- 任务要求 -
逐字照录条目中的一段文本：从含有“cell-type: NAT <box>89 75 166 95</box>”的那一行开始，到含有“virtual-network-editor-window: Name Type”的那一行为止，首尾两行均包括在内。

- 本题输入 -

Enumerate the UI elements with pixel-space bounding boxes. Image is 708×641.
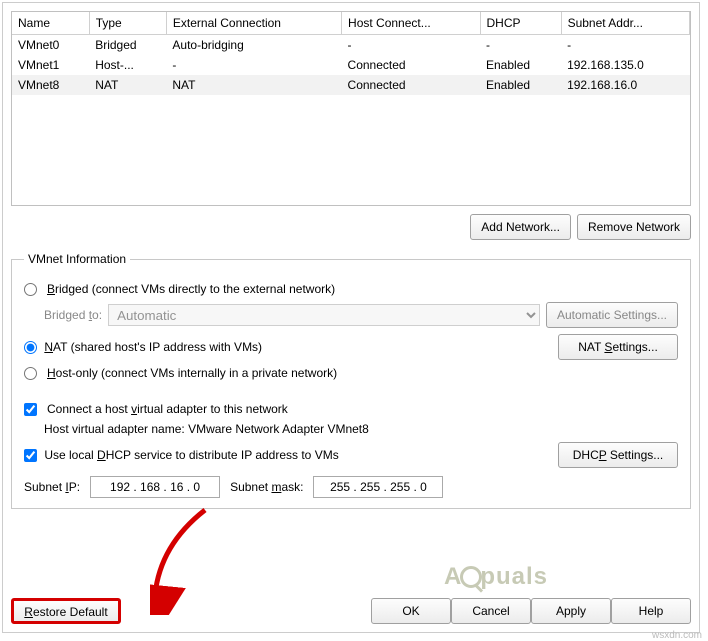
cell-type: NAT <box>89 75 166 95</box>
dhcp-checkbox[interactable] <box>24 449 37 462</box>
cell-name: VMnet0 <box>12 35 89 56</box>
vmnet-table: Name Type External Connection Host Conne… <box>12 12 690 95</box>
table-header-row: Name Type External Connection Host Conne… <box>12 12 690 35</box>
virtual-network-editor-window: Name Type External Connection Host Conne… <box>2 2 700 633</box>
subnet-ip-input[interactable] <box>90 476 220 498</box>
col-type[interactable]: Type <box>89 12 166 35</box>
cell-type: Bridged <box>89 35 166 56</box>
cell-dhcp: - <box>480 35 561 56</box>
table-row[interactable]: VMnet0BridgedAuto-bridging--- <box>12 35 690 56</box>
vmnet-info-group: VMnet Information Bridged (connect VMs d… <box>11 252 691 509</box>
connect-adapter-checkbox[interactable] <box>24 403 37 416</box>
dhcp-label[interactable]: Use local DHCP service to distribute IP … <box>44 448 338 462</box>
nat-radio[interactable] <box>24 341 37 354</box>
adapter-name-row: Host virtual adapter name: VMware Networ… <box>44 422 678 436</box>
bridged-to-select: Automatic <box>108 304 540 326</box>
connect-adapter-row: Connect a host virtual adapter to this n… <box>24 402 678 416</box>
cell-ext: - <box>166 55 341 75</box>
cell-name: VMnet1 <box>12 55 89 75</box>
bridged-row: Bridged (connect VMs directly to the ext… <box>24 282 678 296</box>
cell-dhcp: Enabled <box>480 75 561 95</box>
restore-default-button[interactable]: Restore Default <box>11 598 121 624</box>
cell-ext: NAT <box>166 75 341 95</box>
dhcp-settings-button[interactable]: DHCP Settings... <box>558 442 678 468</box>
connect-adapter-label[interactable]: Connect a host virtual adapter to this n… <box>47 402 288 416</box>
adapter-name-text: Host virtual adapter name: VMware Networ… <box>44 422 369 436</box>
col-host[interactable]: Host Connect... <box>342 12 480 35</box>
cell-ext: Auto-bridging <box>166 35 341 56</box>
cell-subnet: - <box>561 35 689 56</box>
cancel-button[interactable]: Cancel <box>451 598 531 624</box>
remove-network-button[interactable]: Remove Network <box>577 214 691 240</box>
subnet-ip-label: Subnet IP: <box>24 480 80 494</box>
cell-type: Host-... <box>89 55 166 75</box>
cell-host: Connected <box>342 55 480 75</box>
cell-dhcp: Enabled <box>480 55 561 75</box>
cell-subnet: 192.168.16.0 <box>561 75 689 95</box>
cell-host: - <box>342 35 480 56</box>
bridged-to-label: Bridged to: <box>44 308 102 322</box>
dialog-button-bar: Restore Default OK Cancel Apply Help <box>11 588 691 624</box>
hostonly-label[interactable]: Host-only (connect VMs internally in a p… <box>47 366 337 380</box>
cell-name: VMnet8 <box>12 75 89 95</box>
automatic-settings-button: Automatic Settings... <box>546 302 678 328</box>
source-note: wsxdn.com <box>652 630 702 641</box>
bridged-to-row: Bridged to: Automatic Automatic Settings… <box>44 302 678 328</box>
nat-settings-button[interactable]: NAT Settings... <box>558 334 678 360</box>
subnet-mask-input[interactable] <box>313 476 443 498</box>
table-row[interactable]: VMnet8NATNATConnectedEnabled192.168.16.0 <box>12 75 690 95</box>
cell-subnet: 192.168.135.0 <box>561 55 689 75</box>
table-row[interactable]: VMnet1Host-...-ConnectedEnabled192.168.1… <box>12 55 690 75</box>
apply-button[interactable]: Apply <box>531 598 611 624</box>
nat-label[interactable]: NAT (shared host's IP address with VMs) <box>44 340 262 354</box>
subnet-mask-label: Subnet mask: <box>230 480 303 494</box>
bridged-label[interactable]: Bridged (connect VMs directly to the ext… <box>47 282 335 296</box>
nat-row: NAT (shared host's IP address with VMs) … <box>24 334 678 360</box>
vmnet-table-container: Name Type External Connection Host Conne… <box>11 11 691 206</box>
bridged-radio[interactable] <box>24 283 37 296</box>
bridged-text: ridged (connect VMs directly to the exte… <box>55 282 335 296</box>
col-subnet[interactable]: Subnet Addr... <box>561 12 689 35</box>
cell-host: Connected <box>342 75 480 95</box>
vmnet-info-legend: VMnet Information <box>24 252 130 266</box>
hostonly-radio[interactable] <box>24 367 37 380</box>
network-buttons: Add Network... Remove Network <box>11 214 691 240</box>
col-dhcp[interactable]: DHCP <box>480 12 561 35</box>
ok-button[interactable]: OK <box>371 598 451 624</box>
add-network-button[interactable]: Add Network... <box>470 214 571 240</box>
dhcp-row: Use local DHCP service to distribute IP … <box>24 442 678 468</box>
col-name[interactable]: Name <box>12 12 89 35</box>
help-button[interactable]: Help <box>611 598 691 624</box>
col-external[interactable]: External Connection <box>166 12 341 35</box>
subnet-row: Subnet IP: Subnet mask: <box>24 476 678 498</box>
hostonly-row: Host-only (connect VMs internally in a p… <box>24 366 678 380</box>
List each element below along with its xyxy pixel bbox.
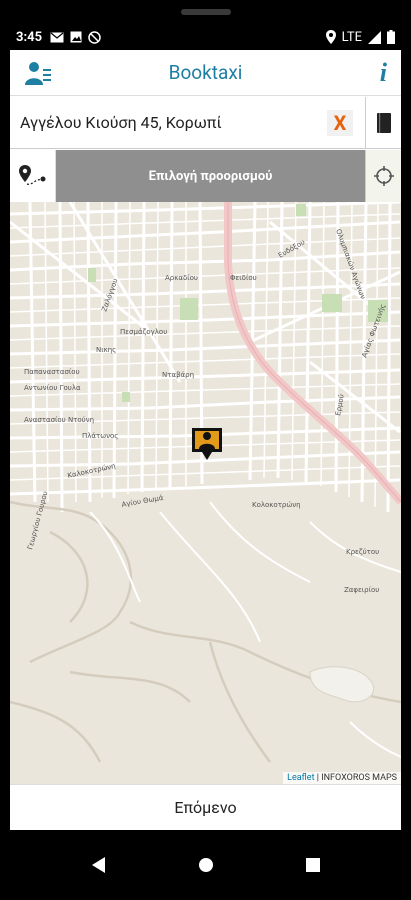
tile-provider: INFOXOROS MAPS — [321, 773, 397, 783]
leaflet-link[interactable]: Leaflet — [287, 773, 314, 783]
map-view[interactable]: Φειδίου Ευδόξου Ολυμπιακών Αγώνων Αρκαδί… — [10, 202, 401, 784]
photo-icon — [70, 31, 82, 43]
locate-me-button[interactable] — [365, 150, 401, 202]
next-button[interactable]: Επόμενο — [10, 784, 401, 830]
street-label-1: Φειδίου — [230, 274, 257, 282]
street-label-11: Πλάτωνος — [82, 432, 118, 440]
app-bar: Booktaxi i — [10, 50, 401, 96]
street-label-9: Αντωνίου Γουλα — [24, 384, 81, 392]
street-label-10: Αναστασίου Ντούνη — [24, 416, 94, 424]
location-icon — [325, 30, 336, 44]
app-screen: Booktaxi i Αγγέλου Κιούση 45, Κορωπί X Ε… — [10, 50, 401, 830]
mail-icon — [50, 32, 64, 42]
street-labels: Φειδίου Ευδόξου Ολυμπιακών Αγώνων Αρκαδί… — [24, 228, 387, 594]
street-label-16: Κολοκοτρώνη — [252, 501, 301, 509]
street-label-15: Αγίου Θωμά — [121, 494, 164, 509]
map-tiles[interactable]: Φειδίου Ευδόξου Ολυμπιακών Αγώνων Αρκαδί… — [10, 202, 401, 784]
battery-icon — [387, 30, 395, 44]
data-saver-icon — [88, 30, 101, 44]
speaker-notch — [181, 9, 231, 15]
status-bar: 3:45 LTE — [0, 24, 411, 50]
route-pin-icon — [18, 165, 45, 185]
signal-icon — [368, 30, 381, 44]
map-attribution: Leaflet | INFOXOROS MAPS — [283, 772, 401, 784]
phone-frame: 3:45 LTE Booktaxi i Αγγέλου Κιούση 45, Κ… — [0, 0, 411, 900]
paved-roads — [89, 501, 401, 758]
street-label-6: Πεσμάζογλου — [120, 328, 167, 336]
pickup-address-field[interactable]: Αγγέλου Κιούση 45, Κορωπί — [10, 113, 327, 132]
user-list-icon[interactable] — [24, 60, 52, 86]
street-label-8: Παπαναστασίου — [24, 368, 80, 376]
crosshair-icon — [373, 166, 394, 186]
address-book-button[interactable] — [365, 96, 401, 149]
pickup-address-bar: Αγγέλου Κιούση 45, Κορωπί X — [10, 96, 401, 149]
recents-icon[interactable] — [305, 858, 320, 872]
quarry-area — [309, 666, 375, 703]
route-pin-button[interactable] — [10, 150, 56, 202]
street-label-7: Νικης — [96, 346, 116, 354]
street-label-4: Αρκαδίου — [165, 274, 198, 282]
rural-roads — [10, 500, 401, 763]
street-label-18: Κρεζύτου — [346, 548, 379, 556]
street-label-19: Ζαφειρίου — [344, 586, 379, 594]
android-nav-bar — [0, 830, 411, 900]
address-book-icon — [376, 112, 391, 133]
info-icon[interactable]: i — [380, 58, 387, 88]
home-icon[interactable] — [198, 857, 214, 873]
network-type: LTE — [341, 29, 362, 45]
app-title: Booktaxi — [168, 61, 243, 84]
back-icon[interactable] — [91, 857, 106, 873]
clear-address-button[interactable]: X — [327, 109, 353, 136]
pickup-marker[interactable] — [192, 428, 222, 460]
select-destination-button[interactable]: Επιλογή προορισμού — [56, 150, 365, 202]
destination-bar: Επιλογή προορισμού — [10, 150, 401, 202]
street-label-14: Γεωργίου Γουρου — [26, 490, 49, 550]
street-label-12: Νταβάρη — [162, 371, 194, 379]
status-time: 3:45 — [16, 29, 43, 45]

- 任务作答 -
cell-type: NAT <box>89 75 166 95</box>
dhcp-checkbox[interactable] <box>24 449 37 462</box>
cell-name: VMnet0 <box>12 35 89 56</box>
vmnet-table: Name Type External Connection Host Conne… <box>12 12 690 95</box>
table-header-row: Name Type External Connection Host Conne… <box>12 12 690 35</box>
virtual-network-editor-window: Name Type External Connection Host Conne… <box>2 2 700 633</box>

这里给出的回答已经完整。